Instructions for the task:
Repeat every record below exactly, but leave out any pictures.

★ ★ ★ ★ ★

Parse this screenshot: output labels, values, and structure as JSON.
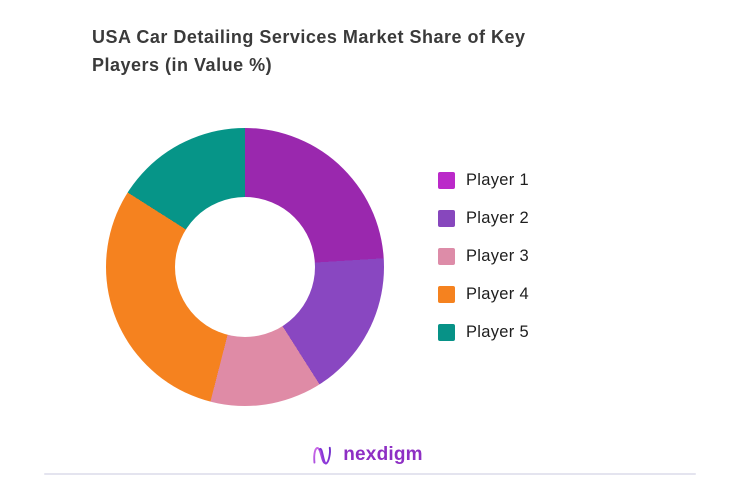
{
  "title": "USA Car Detailing Services Market Share of Key Players (in Value %)",
  "chart_data": {
    "type": "pie",
    "subtype": "donut",
    "title": "USA Car Detailing Services Market Share of Key Players (in Value %)",
    "categories": [
      "Player 1",
      "Player 2",
      "Player 3",
      "Player 4",
      "Player 5"
    ],
    "values": [
      24,
      17,
      13,
      30,
      16
    ],
    "unit": "percent of market value",
    "slice_colors": [
      "#9A28AE",
      "#8947C1",
      "#DF8BA6",
      "#F5821F",
      "#069588"
    ],
    "legend_swatch_colors": [
      "#BB29C9",
      "#8747BD",
      "#DD8CA8",
      "#F5821F",
      "#079287"
    ],
    "start_angle_deg": 0,
    "direction": "clockwise",
    "inner_radius_ratio": 0.5,
    "legend_position": "right",
    "data_labels": false,
    "title_color": "#3a3a3a",
    "legend_text_color": "#1e1e1e"
  },
  "footer": {
    "brand": "nexdigm",
    "brand_color": "#8E2FC4",
    "logo_icon": "nexdigm-wave-n-icon",
    "divider_color": "#E4E4EF"
  }
}
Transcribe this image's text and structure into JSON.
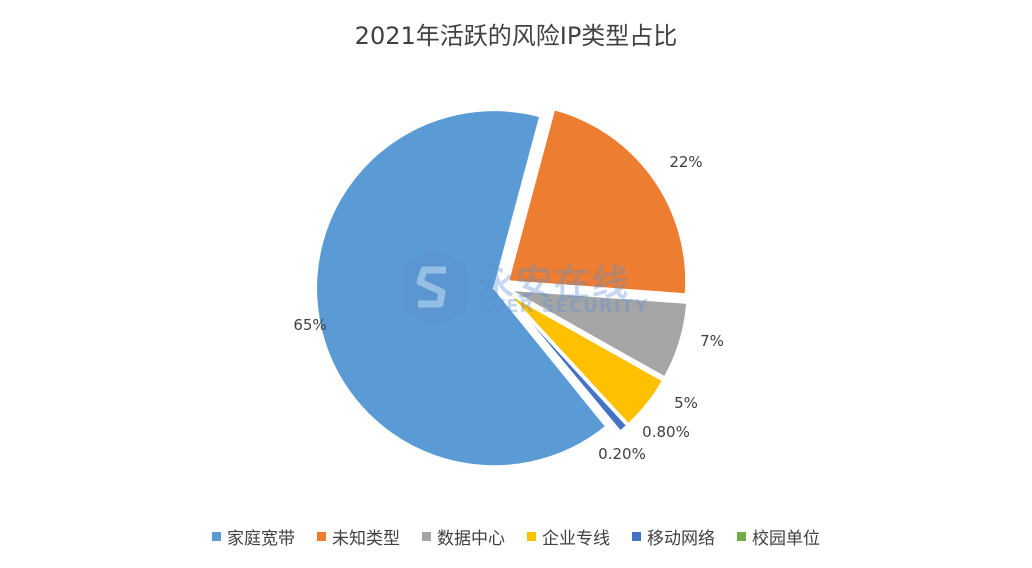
{
  "chart_data": {
    "type": "pie",
    "title": "2021年活跃的风险IP类型占比",
    "categories": [
      "家庭宽带",
      "未知类型",
      "数据中心",
      "企业专线",
      "移动网络",
      "校园单位"
    ],
    "values": [
      65,
      22,
      7,
      5,
      0.8,
      0.2
    ],
    "data_labels": [
      "65%",
      "22%",
      "7%",
      "5%",
      "0.80%",
      "0.20%"
    ],
    "colors": [
      "#5b9bd5",
      "#ed7d31",
      "#a5a5a5",
      "#ffc000",
      "#4472c4",
      "#70ad47"
    ],
    "legend_position": "bottom",
    "exploded": true
  },
  "watermark": {
    "main": "永安在线",
    "sub": "EVER SECURITY",
    "color": "#5b8fd0",
    "icon": "shield-s-logo-icon"
  }
}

★ ★ ★ ★ ★

Result of the task:
Parse this screenshot: output labels, values, and structure as JSON.
{
  "title": "USA Car Detailing Services Market Share of Key Players (in Value %)",
  "chart_data": {
    "type": "pie",
    "subtype": "donut",
    "title": "USA Car Detailing Services Market Share of Key Players (in Value %)",
    "categories": [
      "Player 1",
      "Player 2",
      "Player 3",
      "Player 4",
      "Player 5"
    ],
    "values": [
      24,
      17,
      13,
      30,
      16
    ],
    "unit": "percent of market value",
    "slice_colors": [
      "#9A28AE",
      "#8947C1",
      "#DF8BA6",
      "#F5821F",
      "#069588"
    ],
    "legend_swatch_colors": [
      "#BB29C9",
      "#8747BD",
      "#DD8CA8",
      "#F5821F",
      "#079287"
    ],
    "start_angle_deg": 0,
    "direction": "clockwise",
    "inner_radius_ratio": 0.5,
    "legend_position": "right",
    "data_labels": false,
    "title_color": "#3a3a3a",
    "legend_text_color": "#1e1e1e"
  },
  "footer": {
    "brand": "nexdigm",
    "brand_color": "#8E2FC4",
    "logo_icon": "nexdigm-wave-n-icon",
    "divider_color": "#E4E4EF"
  }
}
Transcribe this image's text and structure into JSON.
{
  "chart_data": {
    "type": "pie",
    "title": "2021年活跃的风险IP类型占比",
    "categories": [
      "家庭宽带",
      "未知类型",
      "数据中心",
      "企业专线",
      "移动网络",
      "校园单位"
    ],
    "values": [
      65,
      22,
      7,
      5,
      0.8,
      0.2
    ],
    "data_labels": [
      "65%",
      "22%",
      "7%",
      "5%",
      "0.80%",
      "0.20%"
    ],
    "colors": [
      "#5b9bd5",
      "#ed7d31",
      "#a5a5a5",
      "#ffc000",
      "#4472c4",
      "#70ad47"
    ],
    "legend_position": "bottom",
    "exploded": true
  },
  "watermark": {
    "main": "永安在线",
    "sub": "EVER SECURITY",
    "color": "#5b8fd0",
    "icon": "shield-s-logo-icon"
  }
}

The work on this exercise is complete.